Of all the lines in the material, how many include the word "elbow"? Give only the number.

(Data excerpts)
* BEGIN *

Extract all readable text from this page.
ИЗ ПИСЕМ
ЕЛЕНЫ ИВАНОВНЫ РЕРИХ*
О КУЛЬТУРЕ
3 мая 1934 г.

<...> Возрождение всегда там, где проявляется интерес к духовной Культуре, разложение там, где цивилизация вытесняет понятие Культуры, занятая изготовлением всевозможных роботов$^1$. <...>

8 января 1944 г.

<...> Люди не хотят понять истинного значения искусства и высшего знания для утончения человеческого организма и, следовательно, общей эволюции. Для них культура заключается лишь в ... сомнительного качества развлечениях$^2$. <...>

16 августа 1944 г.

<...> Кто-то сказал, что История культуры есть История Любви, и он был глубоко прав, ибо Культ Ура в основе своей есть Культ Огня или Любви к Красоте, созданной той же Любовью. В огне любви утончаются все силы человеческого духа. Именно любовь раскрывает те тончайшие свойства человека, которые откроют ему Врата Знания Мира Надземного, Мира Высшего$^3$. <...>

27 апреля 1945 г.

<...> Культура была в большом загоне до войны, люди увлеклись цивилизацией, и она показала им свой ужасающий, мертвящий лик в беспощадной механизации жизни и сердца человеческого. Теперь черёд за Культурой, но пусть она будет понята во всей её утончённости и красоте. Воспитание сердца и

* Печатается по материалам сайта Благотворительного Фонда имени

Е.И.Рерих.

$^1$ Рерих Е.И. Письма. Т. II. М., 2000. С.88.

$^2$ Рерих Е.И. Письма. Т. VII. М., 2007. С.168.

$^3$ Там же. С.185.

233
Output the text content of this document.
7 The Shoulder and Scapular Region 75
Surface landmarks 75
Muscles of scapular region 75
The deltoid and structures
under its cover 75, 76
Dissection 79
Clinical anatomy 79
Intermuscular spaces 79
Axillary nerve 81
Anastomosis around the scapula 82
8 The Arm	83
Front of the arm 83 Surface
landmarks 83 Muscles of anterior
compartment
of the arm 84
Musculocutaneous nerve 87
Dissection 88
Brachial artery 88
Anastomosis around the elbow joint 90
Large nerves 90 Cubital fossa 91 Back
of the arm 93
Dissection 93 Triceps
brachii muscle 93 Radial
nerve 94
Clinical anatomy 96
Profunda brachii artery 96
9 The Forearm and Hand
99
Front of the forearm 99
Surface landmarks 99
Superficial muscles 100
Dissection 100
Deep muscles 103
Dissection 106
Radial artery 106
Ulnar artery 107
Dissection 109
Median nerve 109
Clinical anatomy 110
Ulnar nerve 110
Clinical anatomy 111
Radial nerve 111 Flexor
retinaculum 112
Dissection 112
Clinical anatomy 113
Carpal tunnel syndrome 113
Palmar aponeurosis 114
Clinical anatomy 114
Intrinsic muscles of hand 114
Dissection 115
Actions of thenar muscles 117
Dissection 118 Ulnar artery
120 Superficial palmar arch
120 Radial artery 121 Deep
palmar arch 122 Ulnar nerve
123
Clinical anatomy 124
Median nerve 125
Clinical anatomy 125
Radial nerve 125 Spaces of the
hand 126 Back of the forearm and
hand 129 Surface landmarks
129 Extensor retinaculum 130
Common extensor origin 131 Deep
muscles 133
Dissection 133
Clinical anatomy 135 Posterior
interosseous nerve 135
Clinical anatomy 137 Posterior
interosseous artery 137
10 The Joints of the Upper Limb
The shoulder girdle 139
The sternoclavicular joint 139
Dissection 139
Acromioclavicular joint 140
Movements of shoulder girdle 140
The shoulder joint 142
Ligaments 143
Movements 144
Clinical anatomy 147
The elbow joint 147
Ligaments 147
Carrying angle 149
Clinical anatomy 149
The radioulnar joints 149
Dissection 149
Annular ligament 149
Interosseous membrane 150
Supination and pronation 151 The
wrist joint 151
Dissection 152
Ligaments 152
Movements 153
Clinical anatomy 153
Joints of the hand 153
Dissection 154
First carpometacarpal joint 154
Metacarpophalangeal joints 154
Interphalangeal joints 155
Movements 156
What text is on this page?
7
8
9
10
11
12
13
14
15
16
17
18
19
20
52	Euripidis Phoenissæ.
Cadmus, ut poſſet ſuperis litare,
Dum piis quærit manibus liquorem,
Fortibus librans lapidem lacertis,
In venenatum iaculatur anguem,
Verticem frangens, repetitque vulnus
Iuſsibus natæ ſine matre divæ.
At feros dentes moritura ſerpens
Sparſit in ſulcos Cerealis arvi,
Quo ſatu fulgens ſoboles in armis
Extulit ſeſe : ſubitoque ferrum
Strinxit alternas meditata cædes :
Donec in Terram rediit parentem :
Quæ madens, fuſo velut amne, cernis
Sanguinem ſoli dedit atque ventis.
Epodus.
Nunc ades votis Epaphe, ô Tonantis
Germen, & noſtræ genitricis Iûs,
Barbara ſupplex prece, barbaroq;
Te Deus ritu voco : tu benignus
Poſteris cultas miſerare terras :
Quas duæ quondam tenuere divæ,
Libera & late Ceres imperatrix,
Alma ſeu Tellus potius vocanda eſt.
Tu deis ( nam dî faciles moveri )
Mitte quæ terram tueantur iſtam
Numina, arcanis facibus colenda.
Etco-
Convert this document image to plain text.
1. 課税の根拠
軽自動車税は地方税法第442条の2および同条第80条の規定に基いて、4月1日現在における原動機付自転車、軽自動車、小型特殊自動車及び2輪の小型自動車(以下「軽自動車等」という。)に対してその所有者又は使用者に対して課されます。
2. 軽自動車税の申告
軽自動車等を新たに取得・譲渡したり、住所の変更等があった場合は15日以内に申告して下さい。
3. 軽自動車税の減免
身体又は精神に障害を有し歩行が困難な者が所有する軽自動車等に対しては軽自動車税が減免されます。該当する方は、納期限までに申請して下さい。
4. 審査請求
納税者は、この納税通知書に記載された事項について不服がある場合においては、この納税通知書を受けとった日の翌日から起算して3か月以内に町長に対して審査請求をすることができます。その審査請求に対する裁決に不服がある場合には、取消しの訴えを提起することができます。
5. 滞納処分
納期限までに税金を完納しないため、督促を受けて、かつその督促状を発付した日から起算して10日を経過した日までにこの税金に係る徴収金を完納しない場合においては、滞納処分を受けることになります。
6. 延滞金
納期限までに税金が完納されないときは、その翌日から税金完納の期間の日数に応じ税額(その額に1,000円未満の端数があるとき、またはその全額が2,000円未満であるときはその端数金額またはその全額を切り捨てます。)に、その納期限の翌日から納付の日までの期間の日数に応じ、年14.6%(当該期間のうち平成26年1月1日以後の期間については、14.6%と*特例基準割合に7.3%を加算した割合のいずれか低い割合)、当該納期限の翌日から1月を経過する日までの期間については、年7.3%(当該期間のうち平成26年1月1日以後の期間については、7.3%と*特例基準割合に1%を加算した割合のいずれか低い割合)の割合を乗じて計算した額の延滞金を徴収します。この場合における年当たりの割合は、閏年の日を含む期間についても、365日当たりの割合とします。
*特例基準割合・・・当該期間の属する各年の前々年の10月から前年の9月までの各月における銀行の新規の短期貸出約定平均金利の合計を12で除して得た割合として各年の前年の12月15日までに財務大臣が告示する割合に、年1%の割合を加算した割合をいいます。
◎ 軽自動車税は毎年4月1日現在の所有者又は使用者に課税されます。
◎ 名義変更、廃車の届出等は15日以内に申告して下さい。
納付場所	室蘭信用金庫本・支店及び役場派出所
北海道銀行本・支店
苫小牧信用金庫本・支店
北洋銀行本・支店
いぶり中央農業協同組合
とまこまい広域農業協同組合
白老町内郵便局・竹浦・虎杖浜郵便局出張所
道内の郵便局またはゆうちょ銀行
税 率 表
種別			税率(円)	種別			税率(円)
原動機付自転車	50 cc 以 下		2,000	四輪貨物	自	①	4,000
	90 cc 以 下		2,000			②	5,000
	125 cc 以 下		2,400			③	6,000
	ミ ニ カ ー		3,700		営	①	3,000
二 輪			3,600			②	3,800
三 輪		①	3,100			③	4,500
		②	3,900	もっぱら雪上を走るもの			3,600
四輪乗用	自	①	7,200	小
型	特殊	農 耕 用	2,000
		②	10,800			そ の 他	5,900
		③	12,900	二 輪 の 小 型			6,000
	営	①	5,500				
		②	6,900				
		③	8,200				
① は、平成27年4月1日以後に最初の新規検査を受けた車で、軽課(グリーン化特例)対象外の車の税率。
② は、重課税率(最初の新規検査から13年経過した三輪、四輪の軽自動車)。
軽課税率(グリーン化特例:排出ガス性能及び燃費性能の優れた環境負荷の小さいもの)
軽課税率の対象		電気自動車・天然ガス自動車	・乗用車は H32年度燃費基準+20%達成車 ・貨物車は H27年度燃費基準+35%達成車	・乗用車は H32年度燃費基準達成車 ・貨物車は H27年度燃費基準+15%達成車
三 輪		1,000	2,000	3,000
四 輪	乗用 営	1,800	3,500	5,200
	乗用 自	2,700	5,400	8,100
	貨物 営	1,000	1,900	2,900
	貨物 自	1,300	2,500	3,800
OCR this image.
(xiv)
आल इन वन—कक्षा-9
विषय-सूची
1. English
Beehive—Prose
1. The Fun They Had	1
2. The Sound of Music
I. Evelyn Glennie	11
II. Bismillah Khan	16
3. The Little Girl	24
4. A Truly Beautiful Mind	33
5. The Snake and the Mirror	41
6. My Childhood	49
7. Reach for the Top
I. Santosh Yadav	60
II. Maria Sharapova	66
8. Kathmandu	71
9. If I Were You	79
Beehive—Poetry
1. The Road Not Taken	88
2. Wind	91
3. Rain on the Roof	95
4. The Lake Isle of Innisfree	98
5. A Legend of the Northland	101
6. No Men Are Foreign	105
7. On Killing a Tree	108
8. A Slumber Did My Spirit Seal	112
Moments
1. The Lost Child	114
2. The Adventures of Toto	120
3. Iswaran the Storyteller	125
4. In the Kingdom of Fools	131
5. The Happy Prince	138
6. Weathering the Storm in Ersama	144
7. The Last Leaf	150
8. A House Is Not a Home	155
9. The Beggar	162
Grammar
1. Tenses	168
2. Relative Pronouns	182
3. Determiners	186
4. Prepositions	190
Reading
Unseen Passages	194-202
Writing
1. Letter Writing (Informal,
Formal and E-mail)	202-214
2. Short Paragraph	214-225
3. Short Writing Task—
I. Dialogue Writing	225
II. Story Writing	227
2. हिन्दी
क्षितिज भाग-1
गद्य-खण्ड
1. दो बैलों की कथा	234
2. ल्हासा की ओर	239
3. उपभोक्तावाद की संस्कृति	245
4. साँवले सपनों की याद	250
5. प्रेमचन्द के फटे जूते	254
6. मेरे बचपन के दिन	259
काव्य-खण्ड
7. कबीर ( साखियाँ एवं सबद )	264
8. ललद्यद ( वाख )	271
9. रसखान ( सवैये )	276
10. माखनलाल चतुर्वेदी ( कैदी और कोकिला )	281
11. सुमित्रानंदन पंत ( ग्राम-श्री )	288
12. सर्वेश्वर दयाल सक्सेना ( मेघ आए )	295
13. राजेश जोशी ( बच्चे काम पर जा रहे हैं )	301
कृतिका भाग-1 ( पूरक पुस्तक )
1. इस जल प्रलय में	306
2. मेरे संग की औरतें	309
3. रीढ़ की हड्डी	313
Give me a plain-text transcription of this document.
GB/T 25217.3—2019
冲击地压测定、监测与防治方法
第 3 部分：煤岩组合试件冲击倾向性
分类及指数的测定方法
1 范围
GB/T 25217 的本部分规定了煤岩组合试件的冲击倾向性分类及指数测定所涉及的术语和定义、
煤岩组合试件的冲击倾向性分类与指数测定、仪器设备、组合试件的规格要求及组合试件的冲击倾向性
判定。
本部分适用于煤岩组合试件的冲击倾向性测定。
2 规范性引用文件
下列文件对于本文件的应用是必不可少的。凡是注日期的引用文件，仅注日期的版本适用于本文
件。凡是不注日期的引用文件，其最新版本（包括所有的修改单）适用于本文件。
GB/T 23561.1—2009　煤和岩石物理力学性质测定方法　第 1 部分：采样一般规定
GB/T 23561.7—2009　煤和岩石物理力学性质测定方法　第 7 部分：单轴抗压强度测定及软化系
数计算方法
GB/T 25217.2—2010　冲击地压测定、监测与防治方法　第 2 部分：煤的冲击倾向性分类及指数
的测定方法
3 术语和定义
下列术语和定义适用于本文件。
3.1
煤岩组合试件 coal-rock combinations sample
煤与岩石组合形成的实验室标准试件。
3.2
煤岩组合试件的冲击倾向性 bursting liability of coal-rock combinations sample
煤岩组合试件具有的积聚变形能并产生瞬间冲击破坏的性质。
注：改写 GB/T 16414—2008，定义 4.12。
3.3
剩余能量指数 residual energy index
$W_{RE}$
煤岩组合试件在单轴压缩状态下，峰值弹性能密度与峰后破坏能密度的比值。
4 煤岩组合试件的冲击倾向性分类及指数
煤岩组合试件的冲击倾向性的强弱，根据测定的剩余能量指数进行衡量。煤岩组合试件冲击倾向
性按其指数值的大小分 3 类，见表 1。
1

* END *

Expected output:
2